● **TASK INSTRUCTIONS**: Skip any picture you find and retype all the remaining lines exactly.

● **PROVIDED RECORDS**:
"""

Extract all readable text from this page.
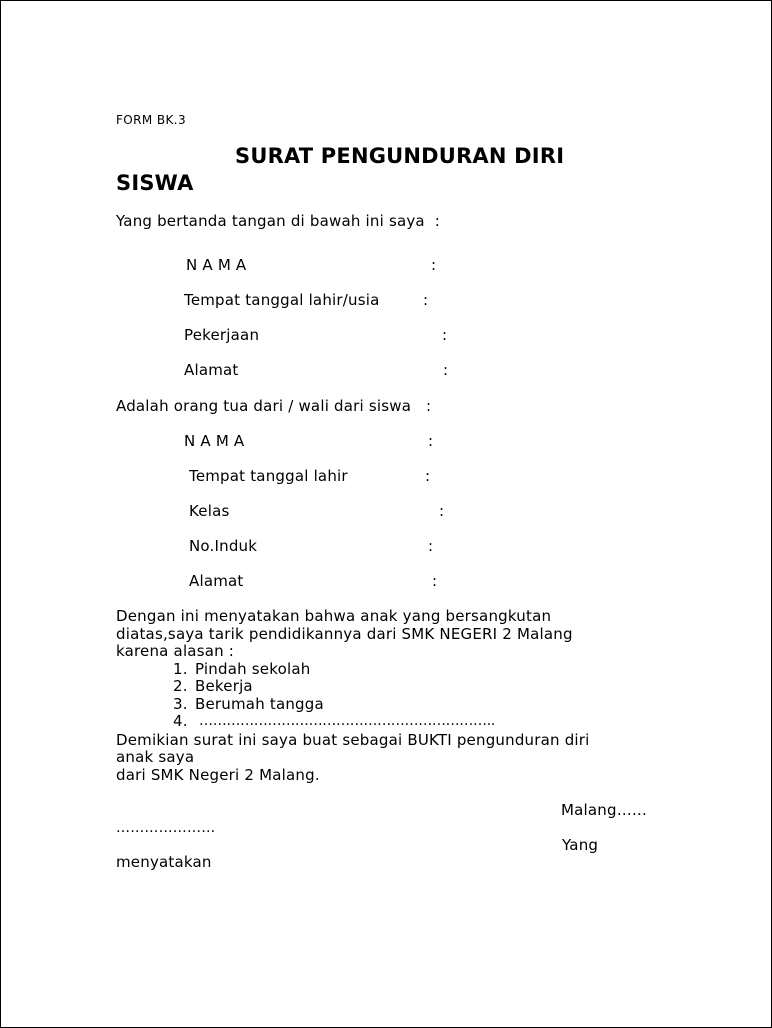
FORM BK.3
SURAT PENGUNDURAN DIRI
SISWA
Yang bertanda tangan di bawah ini saya  :
N A M A	:
Tempat tanggal lahir/usia	:
Pekerjaan	:
Alamat	:
Adalah orang tua dari / wali dari siswa   :
N A M A	:
Tempat tanggal lahir	:
Kelas	:
No.Induk	:
Alamat	:
Dengan ini menyatakan bahwa anak yang bersangkutan
diatas,saya tarik pendidikannya dari SMK NEGERI 2 Malang
karena alasan :
1. Pindah sekolah
2. Bekerja
3. Berumah tangga
4. ………………………………………………………..
Demikian surat ini saya buat sebagai BUKTI pengunduran diri
anak saya
dari SMK Negeri 2 Malang.
Malang……
…………………
Yang
menyatakan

"""

● **WRITTEN ANSWER**:
Extract all readable text from this page.
FORM BK.3
SURAT PENGUNDURAN DIRI
SISWA
Yang bertanda tangan di bawah ini saya  :
N A M A	:
Tempat tanggal lahir/usia	:
Pekerjaan	:
Alamat	:
Adalah orang tua dari / wali dari siswa   :
N A M A	:
Tempat tanggal lahir	:
Kelas	:
No.Induk	:
Alamat	:
Dengan ini menyatakan bahwa anak yang bersangkutan
diatas,saya tarik pendidikannya dari SMK NEGERI 2 Malang
karena alasan :
1. Pindah sekolah
2. Bekerja
3. Berumah tangga
4. ………………………………………………………..
Demikian surat ini saya buat sebagai BUKTI pengunduran diri
anak saya
dari SMK Negeri 2 Malang.
Malang……
…………………
Yang
menyatakan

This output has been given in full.